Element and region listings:
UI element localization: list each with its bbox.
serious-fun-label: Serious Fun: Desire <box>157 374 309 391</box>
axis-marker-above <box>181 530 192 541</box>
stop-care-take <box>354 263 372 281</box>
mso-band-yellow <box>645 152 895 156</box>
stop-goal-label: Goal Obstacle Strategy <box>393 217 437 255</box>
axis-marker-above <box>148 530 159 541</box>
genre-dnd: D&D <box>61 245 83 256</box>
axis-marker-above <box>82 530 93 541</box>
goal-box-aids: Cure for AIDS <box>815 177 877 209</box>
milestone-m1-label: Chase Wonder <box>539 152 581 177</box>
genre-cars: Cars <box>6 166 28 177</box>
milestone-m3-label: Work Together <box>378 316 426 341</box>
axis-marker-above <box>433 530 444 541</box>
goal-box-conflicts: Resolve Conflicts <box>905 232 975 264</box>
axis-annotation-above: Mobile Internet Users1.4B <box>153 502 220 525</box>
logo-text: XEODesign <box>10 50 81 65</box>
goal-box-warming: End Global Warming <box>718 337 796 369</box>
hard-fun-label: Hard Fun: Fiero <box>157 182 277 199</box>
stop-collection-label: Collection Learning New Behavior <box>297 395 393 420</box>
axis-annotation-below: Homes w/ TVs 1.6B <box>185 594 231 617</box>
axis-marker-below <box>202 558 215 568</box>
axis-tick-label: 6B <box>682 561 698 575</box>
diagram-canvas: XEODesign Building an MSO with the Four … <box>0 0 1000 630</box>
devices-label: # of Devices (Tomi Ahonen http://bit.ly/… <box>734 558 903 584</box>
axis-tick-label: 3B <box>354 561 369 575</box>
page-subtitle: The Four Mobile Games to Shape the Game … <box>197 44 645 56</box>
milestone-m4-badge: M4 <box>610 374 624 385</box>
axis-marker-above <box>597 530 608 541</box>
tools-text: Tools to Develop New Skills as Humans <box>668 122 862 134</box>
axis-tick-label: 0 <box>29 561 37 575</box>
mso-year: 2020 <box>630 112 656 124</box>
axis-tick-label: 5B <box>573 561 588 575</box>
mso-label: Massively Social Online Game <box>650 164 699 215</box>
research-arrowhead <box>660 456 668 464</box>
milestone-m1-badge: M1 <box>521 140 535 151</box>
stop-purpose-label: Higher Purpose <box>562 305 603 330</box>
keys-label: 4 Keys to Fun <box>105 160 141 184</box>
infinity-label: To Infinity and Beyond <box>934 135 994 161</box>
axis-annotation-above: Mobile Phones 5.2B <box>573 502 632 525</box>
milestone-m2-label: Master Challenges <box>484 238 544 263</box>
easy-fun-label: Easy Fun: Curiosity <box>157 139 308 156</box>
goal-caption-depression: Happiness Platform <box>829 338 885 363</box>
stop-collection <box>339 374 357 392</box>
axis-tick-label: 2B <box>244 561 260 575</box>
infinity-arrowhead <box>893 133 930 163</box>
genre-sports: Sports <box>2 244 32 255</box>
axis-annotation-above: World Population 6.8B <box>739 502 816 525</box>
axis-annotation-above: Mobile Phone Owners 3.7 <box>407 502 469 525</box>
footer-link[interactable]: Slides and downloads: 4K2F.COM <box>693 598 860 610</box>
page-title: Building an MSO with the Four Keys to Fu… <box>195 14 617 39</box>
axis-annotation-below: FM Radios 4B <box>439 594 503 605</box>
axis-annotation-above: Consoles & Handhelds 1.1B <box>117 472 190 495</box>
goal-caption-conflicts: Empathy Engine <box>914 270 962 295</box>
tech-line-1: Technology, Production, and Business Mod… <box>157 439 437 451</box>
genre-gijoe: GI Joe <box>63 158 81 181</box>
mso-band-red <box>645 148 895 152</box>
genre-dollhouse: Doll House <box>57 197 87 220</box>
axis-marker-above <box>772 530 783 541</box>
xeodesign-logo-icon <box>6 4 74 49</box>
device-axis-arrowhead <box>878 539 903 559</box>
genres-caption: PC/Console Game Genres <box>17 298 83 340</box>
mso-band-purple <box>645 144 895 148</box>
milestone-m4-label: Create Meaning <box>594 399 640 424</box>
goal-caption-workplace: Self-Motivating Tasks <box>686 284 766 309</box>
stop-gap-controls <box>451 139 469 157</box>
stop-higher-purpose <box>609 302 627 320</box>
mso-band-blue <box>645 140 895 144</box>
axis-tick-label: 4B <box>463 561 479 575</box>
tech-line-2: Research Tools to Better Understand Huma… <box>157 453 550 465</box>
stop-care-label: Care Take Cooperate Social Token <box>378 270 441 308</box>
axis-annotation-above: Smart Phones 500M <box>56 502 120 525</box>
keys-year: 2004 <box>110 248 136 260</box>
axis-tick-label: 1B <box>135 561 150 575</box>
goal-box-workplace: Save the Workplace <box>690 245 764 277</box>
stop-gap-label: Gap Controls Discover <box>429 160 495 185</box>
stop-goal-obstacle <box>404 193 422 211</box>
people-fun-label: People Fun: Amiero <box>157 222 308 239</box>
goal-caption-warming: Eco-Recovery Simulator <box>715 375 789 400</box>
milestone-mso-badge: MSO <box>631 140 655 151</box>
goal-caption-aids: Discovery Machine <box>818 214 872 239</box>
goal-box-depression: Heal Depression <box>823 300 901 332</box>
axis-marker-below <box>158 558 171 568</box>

PROBLEM STATEMENT: Convert all the rows above into a single numbered list, omitting any blank lines.

EXERCISE OUTPUT:
1. UI element localization: list each with its bbox.
2. serious-fun-label: Serious Fun: Desire <box>157 374 309 391</box>
3. axis-marker-above <box>181 530 192 541</box>
4. stop-care-take <box>354 263 372 281</box>
5. mso-band-yellow <box>645 152 895 156</box>
6. stop-goal-label: Goal Obstacle Strategy <box>393 217 437 255</box>
7. axis-marker-above <box>148 530 159 541</box>
8. genre-dnd: D&D <box>61 245 83 256</box>
9. axis-marker-above <box>82 530 93 541</box>
10. goal-box-aids: Cure for AIDS <box>815 177 877 209</box>
11. milestone-m1-label: Chase Wonder <box>539 152 581 177</box>
12. genre-cars: Cars <box>6 166 28 177</box>
13. milestone-m3-label: Work Together <box>378 316 426 341</box>
14. axis-marker-above <box>433 530 444 541</box>
15. goal-box-conflicts: Resolve Conflicts <box>905 232 975 264</box>
16. axis-annotation-above: Mobile Internet Users1.4B <box>153 502 220 525</box>
17. logo-text: XEODesign <box>10 50 81 65</box>
18. goal-box-warming: End Global Warming <box>718 337 796 369</box>
19. hard-fun-label: Hard Fun: Fiero <box>157 182 277 199</box>
20. stop-collection-label: Collection Learning New Behavior <box>297 395 393 420</box>
21. axis-annotation-below: Homes w/ TVs 1.6B <box>185 594 231 617</box>
22. axis-marker-below <box>202 558 215 568</box>
23. axis-tick-label: 6B <box>682 561 698 575</box>
24. diagram-canvas: XEODesign Building an MSO with the Four … <box>0 0 1000 630</box>
25. devices-label: # of Devices (Tomi Ahonen http://bit.ly/… <box>734 558 903 584</box>
26. axis-tick-label: 3B <box>354 561 369 575</box>
27. page-subtitle: The Four Mobile Games to Shape the Game … <box>197 44 645 56</box>
28. milestone-m4-badge: M4 <box>610 374 624 385</box>
29. axis-marker-above <box>597 530 608 541</box>
30. tools-text: Tools to Develop New Skills as Humans <box>668 122 862 134</box>
31. axis-tick-label: 0 <box>29 561 37 575</box>
32. mso-year: 2020 <box>630 112 656 124</box>
33. axis-tick-label: 5B <box>573 561 588 575</box>
34. mso-label: Massively Social Online Game <box>650 164 699 215</box>
35. research-arrowhead <box>660 456 668 464</box>
36. milestone-m1-badge: M1 <box>521 140 535 151</box>
37. stop-purpose-label: Higher Purpose <box>562 305 603 330</box>
38. keys-label: 4 Keys to Fun <box>105 160 141 184</box>
39. infinity-label: To Infinity and Beyond <box>934 135 994 161</box>
40. axis-annotation-above: Mobile Phones 5.2B <box>573 502 632 525</box>
41. milestone-m2-label: Master Challenges <box>484 238 544 263</box>
42. easy-fun-label: Easy Fun: Curiosity <box>157 139 308 156</box>
43. goal-caption-depression: Happiness Platform <box>829 338 885 363</box>
44. stop-collection <box>339 374 357 392</box>
45. axis-tick-label: 2B <box>244 561 260 575</box>
46. infinity-arrowhead <box>893 133 930 163</box>
47. genre-sports: Sports <box>2 244 32 255</box>
48. axis-annotation-above: World Population 6.8B <box>739 502 816 525</box>
49. axis-annotation-above: Mobile Phone Owners 3.7 <box>407 502 469 525</box>
50. footer-link[interactable]: Slides and downloads: 4K2F.COM <box>693 598 860 610</box>
51. page-title: Building an MSO with the Four Keys to Fu… <box>195 14 617 39</box>
52. axis-annotation-below: FM Radios 4B <box>439 594 503 605</box>
53. axis-annotation-above: Consoles & Handhelds 1.1B <box>117 472 190 495</box>
54. goal-caption-conflicts: Empathy Engine <box>914 270 962 295</box>
55. tech-line-1: Technology, Production, and Business Mod… <box>157 439 437 451</box>
56. genre-gijoe: GI Joe <box>63 158 81 181</box>
57. mso-band-red <box>645 148 895 152</box>
58. genre-dollhouse: Doll House <box>57 197 87 220</box>
59. axis-marker-above <box>772 530 783 541</box>
60. xeodesign-logo-icon <box>6 4 74 49</box>
61. device-axis-arrowhead <box>878 539 903 559</box>
62. genres-caption: PC/Console Game Genres <box>17 298 83 340</box>
63. mso-band-purple <box>645 144 895 148</box>
64. milestone-m4-label: Create Meaning <box>594 399 640 424</box>
65. goal-caption-workplace: Self-Motivating Tasks <box>686 284 766 309</box>
66. stop-gap-controls <box>451 139 469 157</box>
67. stop-higher-purpose <box>609 302 627 320</box>
68. mso-band-blue <box>645 140 895 144</box>
69. axis-tick-label: 4B <box>463 561 479 575</box>
70. tech-line-2: Research Tools to Better Understand Huma… <box>157 453 550 465</box>
71. stop-care-label: Care Take Cooperate Social Token <box>378 270 441 308</box>
72. axis-annotation-above: Smart Phones 500M <box>56 502 120 525</box>
73. keys-year: 2004 <box>110 248 136 260</box>
74. axis-tick-label: 1B <box>135 561 150 575</box>
75. goal-box-workplace: Save the Workplace <box>690 245 764 277</box>
76. stop-gap-label: Gap Controls Discover <box>429 160 495 185</box>
77. stop-goal-obstacle <box>404 193 422 211</box>
78. people-fun-label: People Fun: Amiero <box>157 222 308 239</box>
79. goal-caption-warming: Eco-Recovery Simulator <box>715 375 789 400</box>
80. milestone-mso-badge: MSO <box>631 140 655 151</box>
81. goal-caption-aids: Discovery Machine <box>818 214 872 239</box>
82. goal-box-depression: Heal Depression <box>823 300 901 332</box>
83. axis-marker-below <box>158 558 171 568</box>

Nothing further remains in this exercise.